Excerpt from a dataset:
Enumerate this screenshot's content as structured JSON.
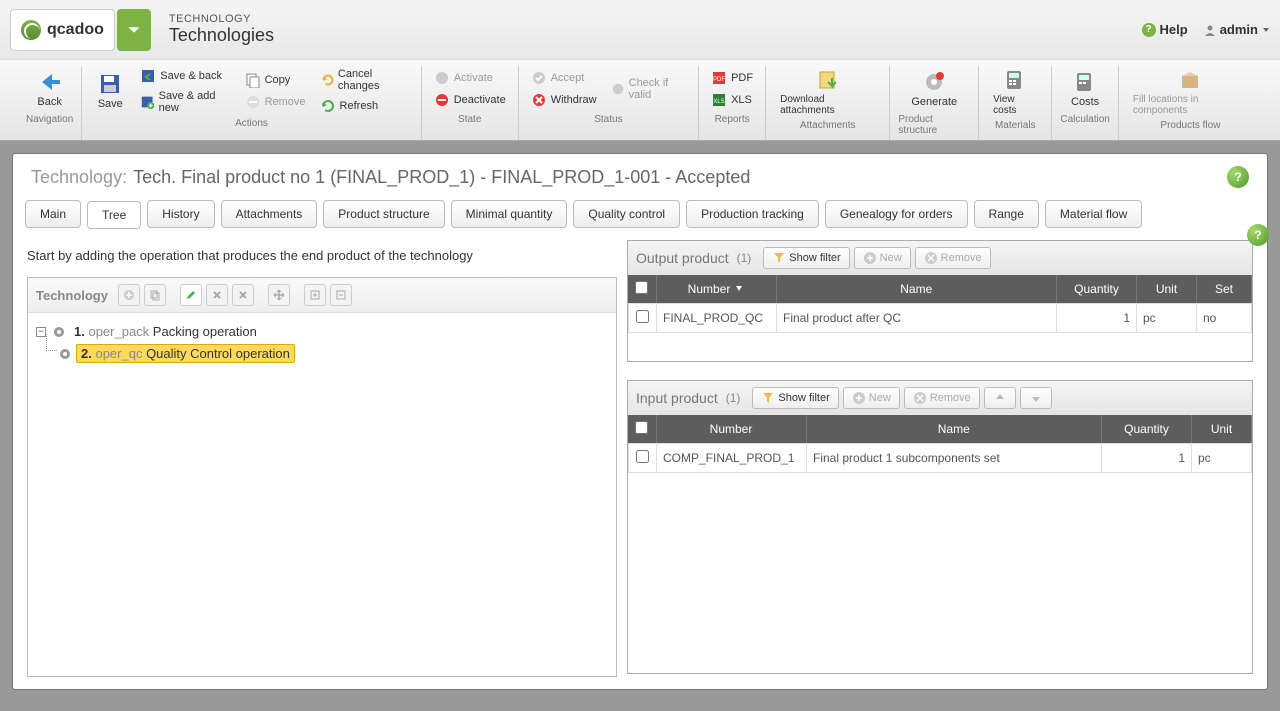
{
  "brand": "qcadoo",
  "breadcrumb": {
    "module": "TECHNOLOGY",
    "page": "Technologies"
  },
  "topright": {
    "help": "Help",
    "user": "admin"
  },
  "ribbon": {
    "navigation": {
      "label": "Navigation",
      "back": "Back"
    },
    "actions": {
      "label": "Actions",
      "save": "Save",
      "saveBack": "Save & back",
      "saveAddNew": "Save & add new",
      "copy": "Copy",
      "remove": "Remove",
      "cancel": "Cancel changes",
      "refresh": "Refresh"
    },
    "state": {
      "label": "State",
      "activate": "Activate",
      "deactivate": "Deactivate"
    },
    "status": {
      "label": "Status",
      "accept": "Accept",
      "withdraw": "Withdraw",
      "checkValid": "Check if valid"
    },
    "reports": {
      "label": "Reports",
      "pdf": "PDF",
      "xls": "XLS"
    },
    "attachments": {
      "label": "Attachments",
      "download": "Download attachments"
    },
    "productStructure": {
      "label": "Product structure",
      "generate": "Generate"
    },
    "materials": {
      "label": "Materials",
      "viewCosts": "View costs"
    },
    "calculation": {
      "label": "Calculation",
      "costs": "Costs"
    },
    "productsFlow": {
      "label": "Products flow",
      "fill": "Fill locations in components"
    }
  },
  "panel": {
    "prefix": "Technology:",
    "title": "Tech. Final product no 1 (FINAL_PROD_1) - FINAL_PROD_1-001 - Accepted"
  },
  "tabs": [
    "Main",
    "Tree",
    "History",
    "Attachments",
    "Product structure",
    "Minimal quantity",
    "Quality control",
    "Production tracking",
    "Genealogy for orders",
    "Range",
    "Material flow"
  ],
  "activeTab": "Tree",
  "hint": "Start by adding the operation that produces the end product of the technology",
  "tree": {
    "title": "Technology",
    "nodes": [
      {
        "num": "1.",
        "code": "oper_pack",
        "name": "Packing operation",
        "selected": false
      },
      {
        "num": "2.",
        "code": "oper_qc",
        "name": "Quality Control operation",
        "selected": true
      }
    ]
  },
  "outputGrid": {
    "title": "Output product",
    "count": "(1)",
    "showFilter": "Show filter",
    "new": "New",
    "remove": "Remove",
    "cols": [
      "",
      "Number",
      "Name",
      "Quantity",
      "Unit",
      "Set"
    ],
    "rows": [
      {
        "number": "FINAL_PROD_QC",
        "name": "Final product after QC",
        "qty": "1",
        "unit": "pc",
        "set": "no"
      }
    ]
  },
  "inputGrid": {
    "title": "Input product",
    "count": "(1)",
    "showFilter": "Show filter",
    "new": "New",
    "remove": "Remove",
    "cols": [
      "",
      "Number",
      "Name",
      "Quantity",
      "Unit"
    ],
    "rows": [
      {
        "number": "COMP_FINAL_PROD_1",
        "name": "Final product 1 subcomponents set",
        "qty": "1",
        "unit": "pc"
      }
    ]
  }
}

WRITTEN PROBLEM: Nothing in the entries above should change when they are printed again, except that the pictures are dropped.

THE ANSWER:
Enumerate this screenshot's content as structured JSON.
{
  "brand": "qcadoo",
  "breadcrumb": {
    "module": "TECHNOLOGY",
    "page": "Technologies"
  },
  "topright": {
    "help": "Help",
    "user": "admin"
  },
  "ribbon": {
    "navigation": {
      "label": "Navigation",
      "back": "Back"
    },
    "actions": {
      "label": "Actions",
      "save": "Save",
      "saveBack": "Save & back",
      "saveAddNew": "Save & add new",
      "copy": "Copy",
      "remove": "Remove",
      "cancel": "Cancel changes",
      "refresh": "Refresh"
    },
    "state": {
      "label": "State",
      "activate": "Activate",
      "deactivate": "Deactivate"
    },
    "status": {
      "label": "Status",
      "accept": "Accept",
      "withdraw": "Withdraw",
      "checkValid": "Check if valid"
    },
    "reports": {
      "label": "Reports",
      "pdf": "PDF",
      "xls": "XLS"
    },
    "attachments": {
      "label": "Attachments",
      "download": "Download attachments"
    },
    "productStructure": {
      "label": "Product structure",
      "generate": "Generate"
    },
    "materials": {
      "label": "Materials",
      "viewCosts": "View costs"
    },
    "calculation": {
      "label": "Calculation",
      "costs": "Costs"
    },
    "productsFlow": {
      "label": "Products flow",
      "fill": "Fill locations in components"
    }
  },
  "panel": {
    "prefix": "Technology:",
    "title": "Tech. Final product no 1 (FINAL_PROD_1) - FINAL_PROD_1-001 - Accepted"
  },
  "tabs": [
    "Main",
    "Tree",
    "History",
    "Attachments",
    "Product structure",
    "Minimal quantity",
    "Quality control",
    "Production tracking",
    "Genealogy for orders",
    "Range",
    "Material flow"
  ],
  "activeTab": "Tree",
  "hint": "Start by adding the operation that produces the end product of the technology",
  "tree": {
    "title": "Technology",
    "nodes": [
      {
        "num": "1.",
        "code": "oper_pack",
        "name": "Packing operation",
        "selected": false
      },
      {
        "num": "2.",
        "code": "oper_qc",
        "name": "Quality Control operation",
        "selected": true
      }
    ]
  },
  "outputGrid": {
    "title": "Output product",
    "count": "(1)",
    "showFilter": "Show filter",
    "new": "New",
    "remove": "Remove",
    "cols": [
      "",
      "Number",
      "Name",
      "Quantity",
      "Unit",
      "Set"
    ],
    "rows": [
      {
        "number": "FINAL_PROD_QC",
        "name": "Final product after QC",
        "qty": "1",
        "unit": "pc",
        "set": "no"
      }
    ]
  },
  "inputGrid": {
    "title": "Input product",
    "count": "(1)",
    "showFilter": "Show filter",
    "new": "New",
    "remove": "Remove",
    "cols": [
      "",
      "Number",
      "Name",
      "Quantity",
      "Unit"
    ],
    "rows": [
      {
        "number": "COMP_FINAL_PROD_1",
        "name": "Final product 1 subcomponents set",
        "qty": "1",
        "unit": "pc"
      }
    ]
  }
}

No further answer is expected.